● **WRITTEN REQUEST**
Images do not belong in the copy. Retype all the entries below exactly.

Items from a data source
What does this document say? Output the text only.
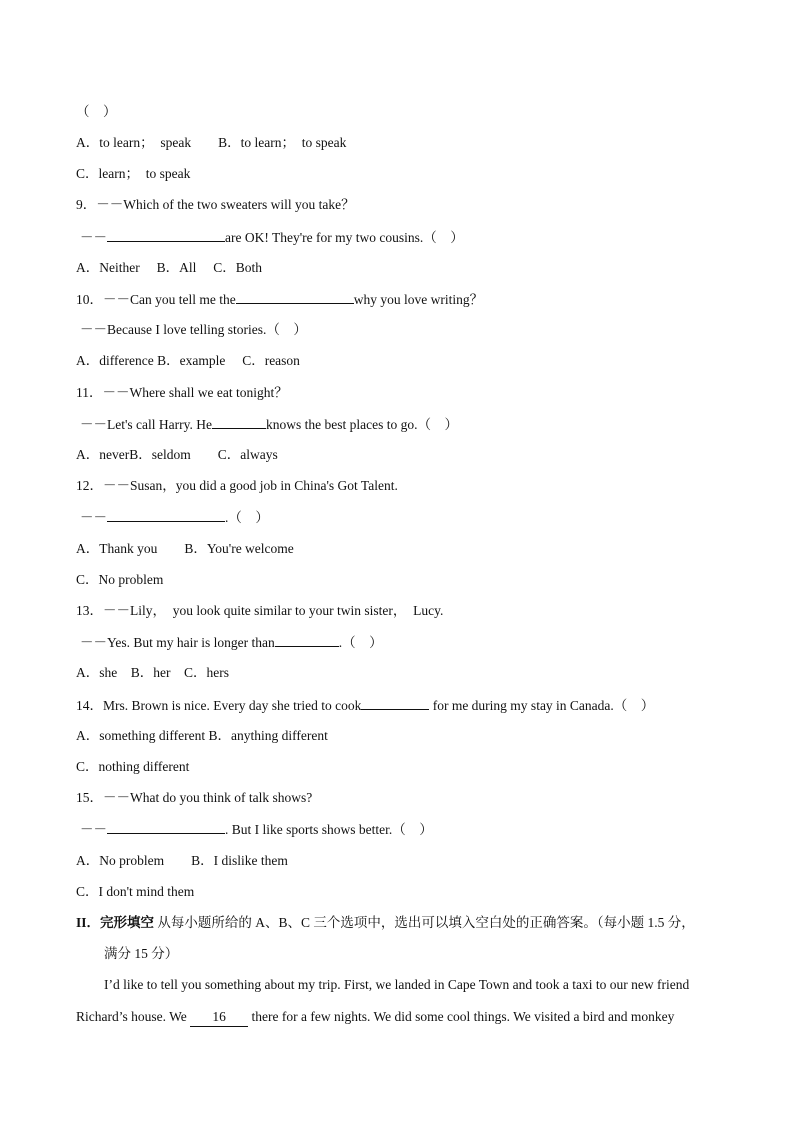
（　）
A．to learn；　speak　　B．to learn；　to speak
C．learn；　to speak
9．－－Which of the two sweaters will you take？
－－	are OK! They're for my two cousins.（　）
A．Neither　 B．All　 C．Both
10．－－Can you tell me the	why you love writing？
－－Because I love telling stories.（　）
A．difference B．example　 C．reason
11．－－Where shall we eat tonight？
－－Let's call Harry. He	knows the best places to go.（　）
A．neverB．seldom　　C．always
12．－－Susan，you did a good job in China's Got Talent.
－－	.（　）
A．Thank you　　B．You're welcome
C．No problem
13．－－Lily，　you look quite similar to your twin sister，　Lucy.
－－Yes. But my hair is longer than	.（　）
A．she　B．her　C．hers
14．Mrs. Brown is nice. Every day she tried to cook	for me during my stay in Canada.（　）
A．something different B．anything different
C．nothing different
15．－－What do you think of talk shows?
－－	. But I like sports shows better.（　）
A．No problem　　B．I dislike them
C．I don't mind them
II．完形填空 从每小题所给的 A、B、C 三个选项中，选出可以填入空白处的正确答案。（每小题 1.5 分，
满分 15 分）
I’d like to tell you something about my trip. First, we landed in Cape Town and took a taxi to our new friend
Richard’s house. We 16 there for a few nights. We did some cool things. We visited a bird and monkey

● **THE SOLUTION**
What does this document say? Output the text only.
（　）
A．to learn；　speak　　B．to learn；　to speak
C．learn；　to speak
9．－－Which of the two sweaters will you take？
－－	are OK! They're for my two cousins.（　）
A．Neither　 B．All　 C．Both
10．－－Can you tell me the	why you love writing？
－－Because I love telling stories.（　）
A．difference B．example　 C．reason
11．－－Where shall we eat tonight？
－－Let's call Harry. He	knows the best places to go.（　）
A．neverB．seldom　　C．always
12．－－Susan，you did a good job in China's Got Talent.
－－	.（　）
A．Thank you　　B．You're welcome
C．No problem
13．－－Lily，　you look quite similar to your twin sister，　Lucy.
－－Yes. But my hair is longer than	.（　）
A．she　B．her　C．hers
14．Mrs. Brown is nice. Every day she tried to cook	for me during my stay in Canada.（　）
A．something different B．anything different
C．nothing different
15．－－What do you think of talk shows?
－－	. But I like sports shows better.（　）
A．No problem　　B．I dislike them
C．I don't mind them
II．完形填空 从每小题所给的 A、B、C 三个选项中，选出可以填入空白处的正确答案。（每小题 1.5 分，
满分 15 分）
I’d like to tell you something about my trip. First, we landed in Cape Town and took a taxi to our new friend
Richard’s house. We 16 there for a few nights. We did some cool things. We visited a bird and monkey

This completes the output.